### Aim
Print the entries that appear below, exactly as written and without their pictures.
-- Start --
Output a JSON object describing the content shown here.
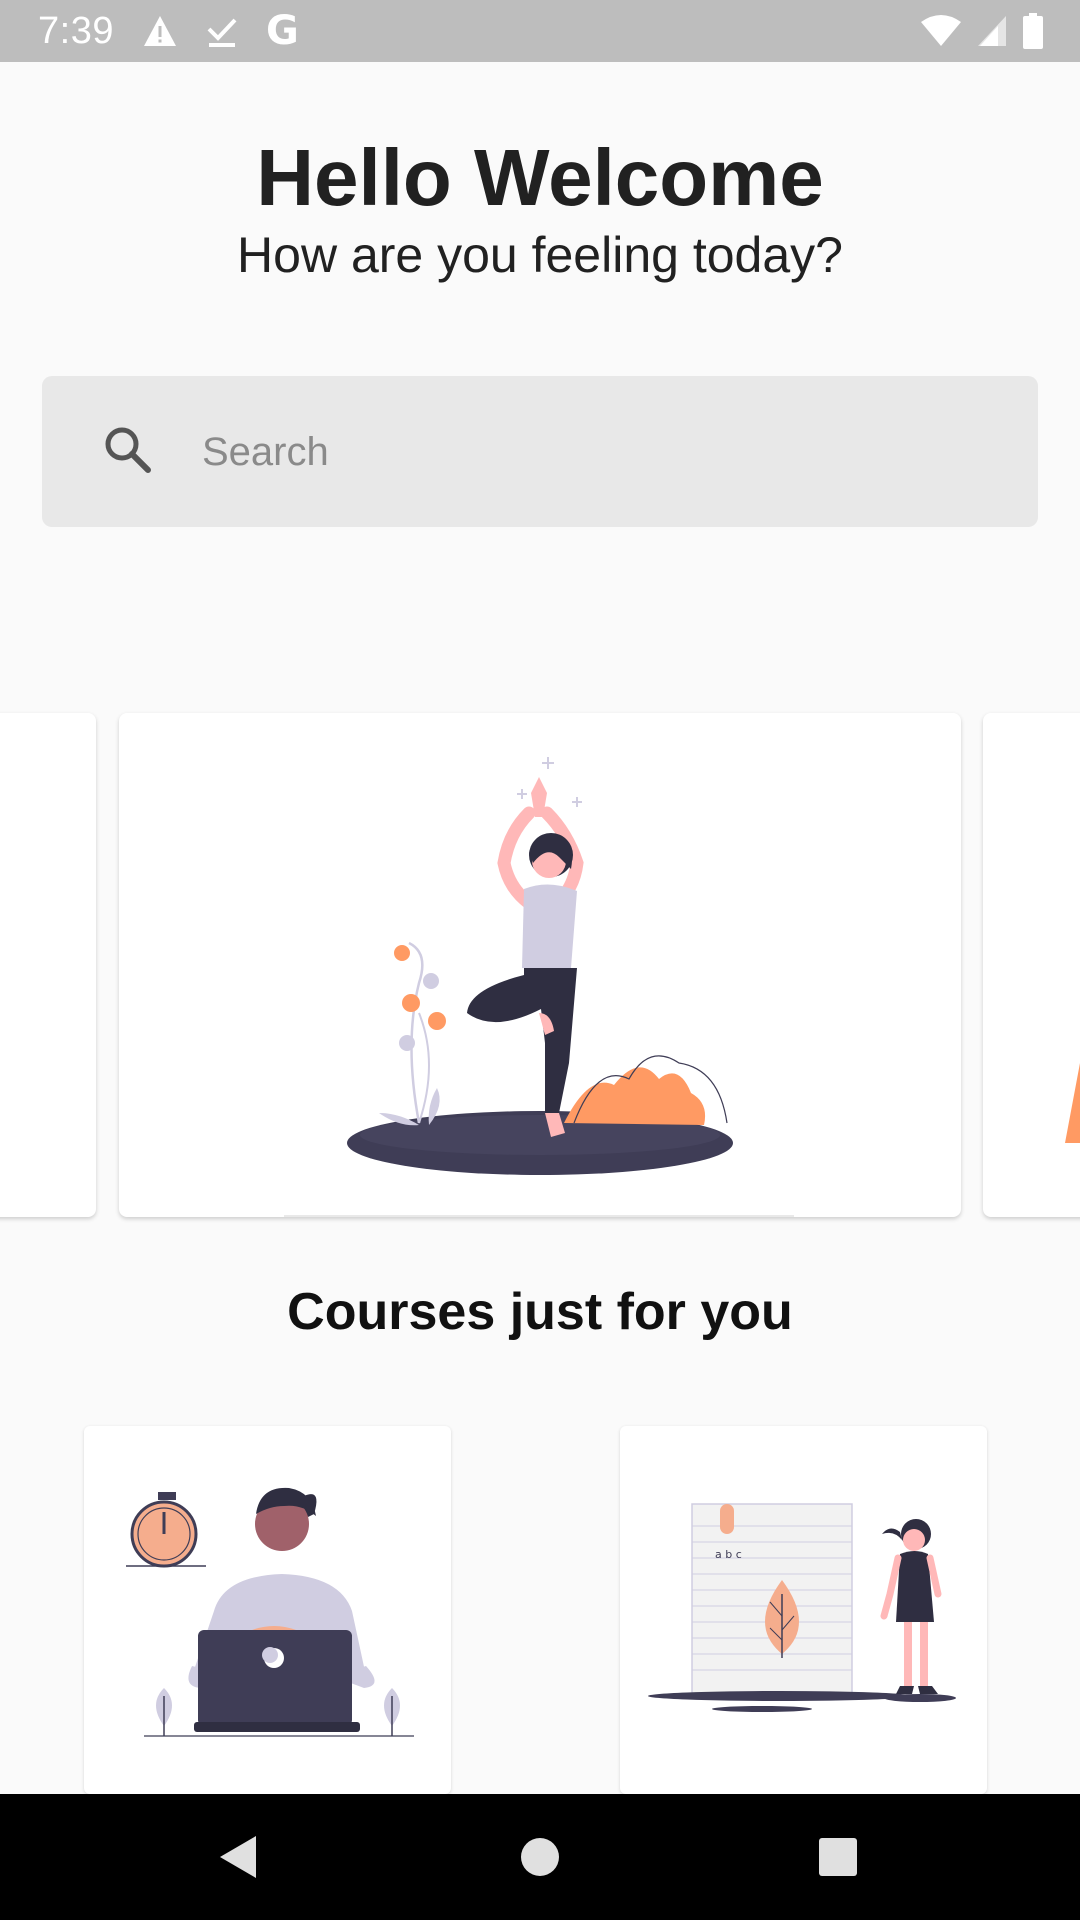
{
  "status_bar": {
    "time": "7:39",
    "google_letter": "G",
    "icons": [
      "warning-icon",
      "download-done-icon",
      "google-icon",
      "wifi-icon",
      "cell-signal-icon",
      "battery-icon"
    ]
  },
  "header": {
    "title": "Hello Welcome",
    "subtitle": "How are you feeling today?"
  },
  "search": {
    "placeholder": "Search",
    "value": ""
  },
  "carousel": {
    "cards": [
      {
        "illustration": "partial-card-left"
      },
      {
        "illustration": "yoga-tree-pose-illustration"
      },
      {
        "illustration": "partial-card-right"
      }
    ]
  },
  "courses": {
    "title": "Courses just for you",
    "cards": [
      {
        "illustration": "person-laptop-stopwatch-illustration"
      },
      {
        "illustration": "woman-notebook-leaf-illustration",
        "note_text": "a b c"
      }
    ]
  },
  "nav": {
    "icons": [
      "back-icon",
      "home-icon",
      "recents-icon"
    ]
  },
  "colors": {
    "accent": "#ff9a63",
    "dark": "#3f3d56",
    "lavender": "#d0cde1",
    "skin": "#ffb8b8",
    "status_bar": "#bdbdbd"
  }
}
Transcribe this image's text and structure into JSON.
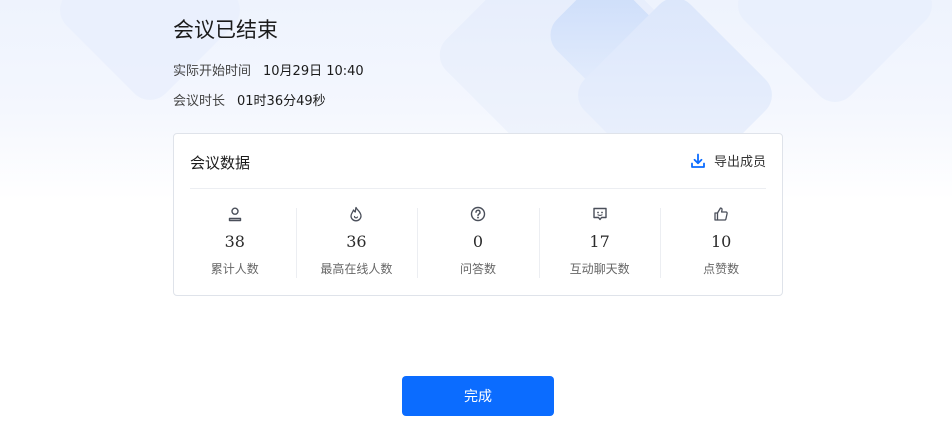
{
  "page": {
    "title": "会议已结束",
    "start_time_label": "实际开始时间",
    "start_time_value": "10月29日 10:40",
    "duration_label": "会议时长",
    "duration_value": "01时36分49秒"
  },
  "card": {
    "title": "会议数据",
    "export_label": "导出成员",
    "export_icon": "download-icon",
    "stats": [
      {
        "icon": "user-icon",
        "value": "38",
        "label": "累计人数"
      },
      {
        "icon": "flame-icon",
        "value": "36",
        "label": "最高在线人数"
      },
      {
        "icon": "question-icon",
        "value": "0",
        "label": "问答数"
      },
      {
        "icon": "chat-icon",
        "value": "17",
        "label": "互动聊天数"
      },
      {
        "icon": "thumbs-up-icon",
        "value": "10",
        "label": "点赞数"
      }
    ]
  },
  "footer": {
    "done_label": "完成"
  },
  "colors": {
    "primary": "#0b6cff",
    "icon": "#4a4f5a",
    "border": "#dfe3ea"
  }
}
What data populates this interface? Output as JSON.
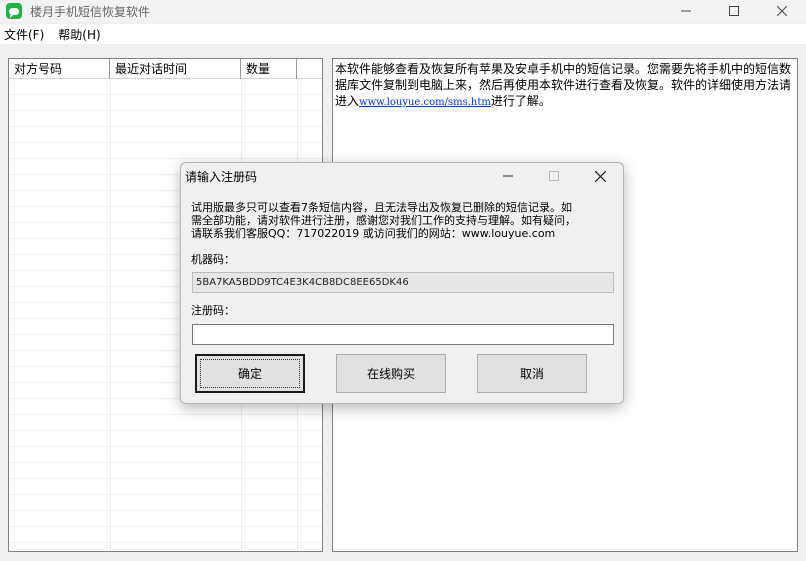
{
  "window": {
    "title": "楼月手机短信恢复软件",
    "icon": "chat-bubble-icon",
    "controls": {
      "minimize": "minimize-icon",
      "maximize": "maximize-icon",
      "close": "close-icon"
    }
  },
  "menu": [
    {
      "label": "文件(F)"
    },
    {
      "label": "帮助(H)"
    }
  ],
  "list": {
    "columns": [
      "对方号码",
      "最近对话时间",
      "数量"
    ]
  },
  "info": {
    "text_before_link": "本软件能够查看及恢复所有苹果及安卓手机中的短信记录。您需要先将手机中的短信数据库文件复制到电脑上来，然后再使用本软件进行查看及恢复。软件的详细使用方法请进入",
    "link": "www.louyue.com/sms.htm",
    "text_after_link": "进行了解。"
  },
  "dialog": {
    "title": "请输入注册码",
    "message_line1": "试用版最多只可以查看7条短信内容，且无法导出及恢复已删除的短信记录。如",
    "message_line2": "需全部功能，请对软件进行注册，感谢您对我们工作的支持与理解。如有疑问，",
    "message_line3": "请联系我们客服QQ：717022019 或访问我们的网站：www.louyue.com",
    "machine_code_label": "机器码：",
    "machine_code_value": "5BA7KA5BDD9TC4E3K4CB8DC8EE65DK46",
    "reg_code_label": "注册码：",
    "reg_code_value": "",
    "buttons": {
      "ok": "确定",
      "buy": "在线购买",
      "cancel": "取消"
    }
  },
  "colors": {
    "app_icon": "#22b14c",
    "link": "#0033cc",
    "background": "#f0f0f0"
  }
}
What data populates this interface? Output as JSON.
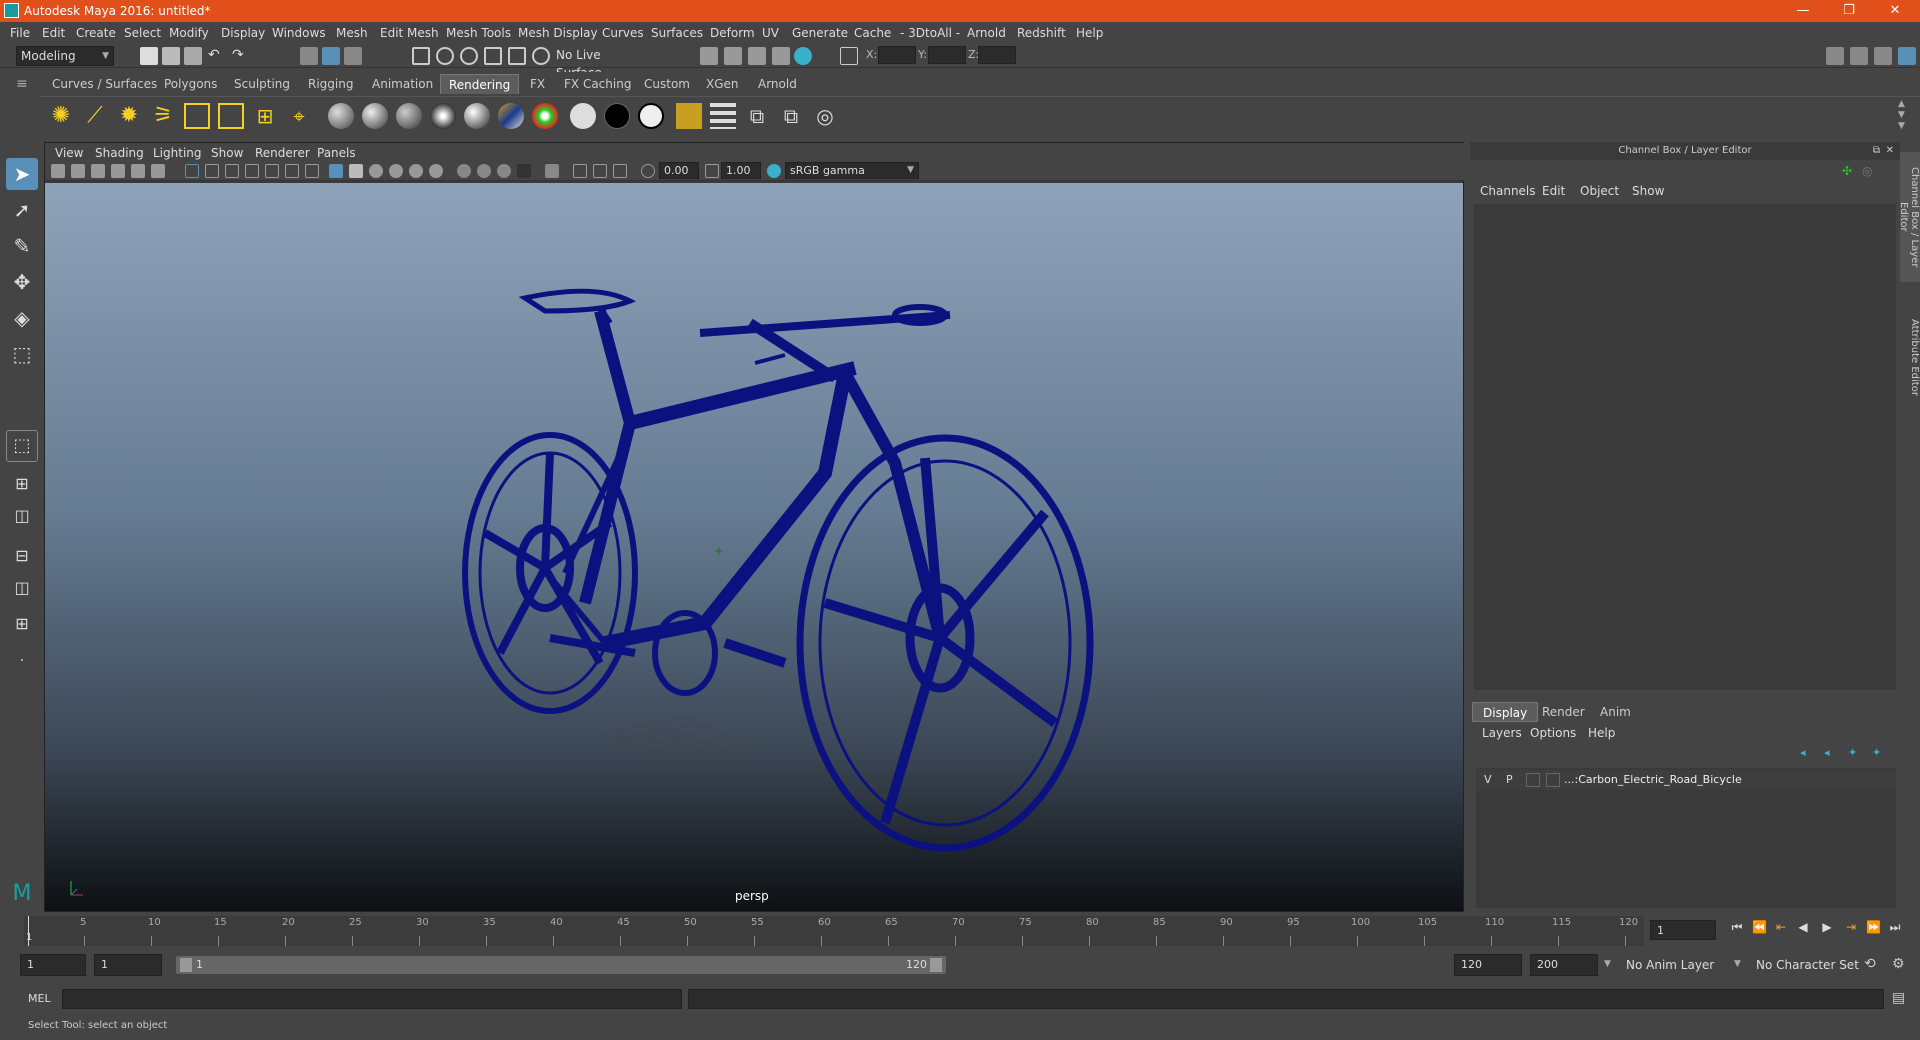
{
  "window": {
    "title": "Autodesk Maya 2016: untitled*",
    "minimize": "—",
    "restore": "❐",
    "close": "✕"
  },
  "menubar": [
    "File",
    "Edit",
    "Create",
    "Select",
    "Modify",
    "Display",
    "Windows",
    "Mesh",
    "Edit Mesh",
    "Mesh Tools",
    "Mesh Display",
    "Curves",
    "Surfaces",
    "Deform",
    "UV",
    "Generate",
    "Cache",
    "- 3DtoAll -",
    "Arnold",
    "Redshift",
    "Help"
  ],
  "statusline": {
    "mode": "Modeling",
    "live_surface": "No Live Surface",
    "x_label": "X:",
    "y_label": "Y:",
    "z_label": "Z:"
  },
  "shelf_tabs": [
    "Curves / Surfaces",
    "Polygons",
    "Sculpting",
    "Rigging",
    "Animation",
    "Rendering",
    "FX",
    "FX Caching",
    "Custom",
    "XGen",
    "Arnold"
  ],
  "active_shelf_tab": "Rendering",
  "viewport": {
    "menu": [
      "View",
      "Shading",
      "Lighting",
      "Show",
      "Renderer",
      "Panels"
    ],
    "exposure": "0.00",
    "gamma": "1.00",
    "color_space": "sRGB gamma",
    "camera_label": "persp"
  },
  "right_panel": {
    "header": "Channel Box / Layer Editor",
    "channel_menu": [
      "Channels",
      "Edit",
      "Object",
      "Show"
    ],
    "layer_tabs": [
      "Display",
      "Render",
      "Anim"
    ],
    "active_layer_tab": "Display",
    "layer_menu": [
      "Layers",
      "Options",
      "Help"
    ],
    "layer": {
      "v": "V",
      "p": "P",
      "name": "...:Carbon_Electric_Road_Bicycle"
    },
    "side_tabs": [
      "Channel Box / Layer Editor",
      "Attribute Editor"
    ]
  },
  "timeline": {
    "ticks": [
      "5",
      "10",
      "15",
      "20",
      "25",
      "30",
      "35",
      "40",
      "45",
      "50",
      "55",
      "60",
      "65",
      "70",
      "75",
      "80",
      "85",
      "90",
      "95",
      "100",
      "105",
      "110",
      "115",
      "120"
    ],
    "start_tick": "1",
    "current_frame": "1"
  },
  "range": {
    "start": "1",
    "playback_start": "1",
    "slider_start": "1",
    "slider_end": "120",
    "playback_end": "120",
    "end": "200",
    "anim_layer": "No Anim Layer",
    "character_set": "No Character Set"
  },
  "command_line": {
    "label": "MEL"
  },
  "help_line": "Select Tool: select an object",
  "colors": {
    "titlebar": "#e1501a",
    "wireframe": "#0b1280",
    "ui_bg": "#444444",
    "active_tab": "#5d5d5d"
  }
}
-- End --
### Task response
Output a JSON object describing the content shown here.
{
  "status_bar": {
    "time": "7:39",
    "google_letter": "G",
    "icons": [
      "warning-icon",
      "download-done-icon",
      "google-icon",
      "wifi-icon",
      "cell-signal-icon",
      "battery-icon"
    ]
  },
  "header": {
    "title": "Hello Welcome",
    "subtitle": "How are you feeling today?"
  },
  "search": {
    "placeholder": "Search",
    "value": ""
  },
  "carousel": {
    "cards": [
      {
        "illustration": "partial-card-left"
      },
      {
        "illustration": "yoga-tree-pose-illustration"
      },
      {
        "illustration": "partial-card-right"
      }
    ]
  },
  "courses": {
    "title": "Courses just for you",
    "cards": [
      {
        "illustration": "person-laptop-stopwatch-illustration"
      },
      {
        "illustration": "woman-notebook-leaf-illustration",
        "note_text": "a b c"
      }
    ]
  },
  "nav": {
    "icons": [
      "back-icon",
      "home-icon",
      "recents-icon"
    ]
  },
  "colors": {
    "accent": "#ff9a63",
    "dark": "#3f3d56",
    "lavender": "#d0cde1",
    "skin": "#ffb8b8",
    "status_bar": "#bdbdbd"
  }
}
Transcribe this image's text and structure into JSON.
{
  "page": {
    "title": "会议已结束",
    "start_time_label": "实际开始时间",
    "start_time_value": "10月29日 10:40",
    "duration_label": "会议时长",
    "duration_value": "01时36分49秒"
  },
  "card": {
    "title": "会议数据",
    "export_label": "导出成员",
    "export_icon": "download-icon",
    "stats": [
      {
        "icon": "user-icon",
        "value": "38",
        "label": "累计人数"
      },
      {
        "icon": "flame-icon",
        "value": "36",
        "label": "最高在线人数"
      },
      {
        "icon": "question-icon",
        "value": "0",
        "label": "问答数"
      },
      {
        "icon": "chat-icon",
        "value": "17",
        "label": "互动聊天数"
      },
      {
        "icon": "thumbs-up-icon",
        "value": "10",
        "label": "点赞数"
      }
    ]
  },
  "footer": {
    "done_label": "完成"
  },
  "colors": {
    "primary": "#0b6cff",
    "icon": "#4a4f5a",
    "border": "#dfe3ea"
  }
}
What data populates this interface? Output as JSON.
{
  "window": {
    "title": "楼月手机短信恢复软件",
    "icon": "chat-bubble-icon",
    "controls": {
      "minimize": "minimize-icon",
      "maximize": "maximize-icon",
      "close": "close-icon"
    }
  },
  "menu": [
    {
      "label": "文件(F)"
    },
    {
      "label": "帮助(H)"
    }
  ],
  "list": {
    "columns": [
      "对方号码",
      "最近对话时间",
      "数量"
    ]
  },
  "info": {
    "text_before_link": "本软件能够查看及恢复所有苹果及安卓手机中的短信记录。您需要先将手机中的短信数据库文件复制到电脑上来，然后再使用本软件进行查看及恢复。软件的详细使用方法请进入",
    "link": "www.louyue.com/sms.htm",
    "text_after_link": "进行了解。"
  },
  "dialog": {
    "title": "请输入注册码",
    "message_line1": "试用版最多只可以查看7条短信内容，且无法导出及恢复已删除的短信记录。如",
    "message_line2": "需全部功能，请对软件进行注册，感谢您对我们工作的支持与理解。如有疑问，",
    "message_line3": "请联系我们客服QQ：717022019 或访问我们的网站：www.louyue.com",
    "machine_code_label": "机器码：",
    "machine_code_value": "5BA7KA5BDD9TC4E3K4CB8DC8EE65DK46",
    "reg_code_label": "注册码：",
    "reg_code_value": "",
    "buttons": {
      "ok": "确定",
      "buy": "在线购买",
      "cancel": "取消"
    }
  },
  "colors": {
    "app_icon": "#22b14c",
    "link": "#0033cc",
    "background": "#f0f0f0"
  }
}
What data populates this interface? Output as JSON.
{
  "window": {
    "title": "Autodesk Maya 2016: untitled*",
    "minimize": "—",
    "restore": "❐",
    "close": "✕"
  },
  "menubar": [
    "File",
    "Edit",
    "Create",
    "Select",
    "Modify",
    "Display",
    "Windows",
    "Mesh",
    "Edit Mesh",
    "Mesh Tools",
    "Mesh Display",
    "Curves",
    "Surfaces",
    "Deform",
    "UV",
    "Generate",
    "Cache",
    "- 3DtoAll -",
    "Arnold",
    "Redshift",
    "Help"
  ],
  "statusline": {
    "mode": "Modeling",
    "live_surface": "No Live Surface",
    "x_label": "X:",
    "y_label": "Y:",
    "z_label": "Z:"
  },
  "shelf_tabs": [
    "Curves / Surfaces",
    "Polygons",
    "Sculpting",
    "Rigging",
    "Animation",
    "Rendering",
    "FX",
    "FX Caching",
    "Custom",
    "XGen",
    "Arnold"
  ],
  "active_shelf_tab": "Rendering",
  "viewport": {
    "menu": [
      "View",
      "Shading",
      "Lighting",
      "Show",
      "Renderer",
      "Panels"
    ],
    "exposure": "0.00",
    "gamma": "1.00",
    "color_space": "sRGB gamma",
    "camera_label": "persp"
  },
  "right_panel": {
    "header": "Channel Box / Layer Editor",
    "channel_menu": [
      "Channels",
      "Edit",
      "Object",
      "Show"
    ],
    "layer_tabs": [
      "Display",
      "Render",
      "Anim"
    ],
    "active_layer_tab": "Display",
    "layer_menu": [
      "Layers",
      "Options",
      "Help"
    ],
    "layer": {
      "v": "V",
      "p": "P",
      "name": "...:Carbon_Electric_Road_Bicycle"
    },
    "side_tabs": [
      "Channel Box / Layer Editor",
      "Attribute Editor"
    ]
  },
  "timeline": {
    "ticks": [
      "5",
      "10",
      "15",
      "20",
      "25",
      "30",
      "35",
      "40",
      "45",
      "50",
      "55",
      "60",
      "65",
      "70",
      "75",
      "80",
      "85",
      "90",
      "95",
      "100",
      "105",
      "110",
      "115",
      "120"
    ],
    "start_tick": "1",
    "current_frame": "1"
  },
  "range": {
    "start": "1",
    "playback_start": "1",
    "slider_start": "1",
    "slider_end": "120",
    "playback_end": "120",
    "end": "200",
    "anim_layer": "No Anim Layer",
    "character_set": "No Character Set"
  },
  "command_line": {
    "label": "MEL"
  },
  "help_line": "Select Tool: select an object",
  "colors": {
    "titlebar": "#e1501a",
    "wireframe": "#0b1280",
    "ui_bg": "#444444",
    "active_tab": "#5d5d5d"
  }
}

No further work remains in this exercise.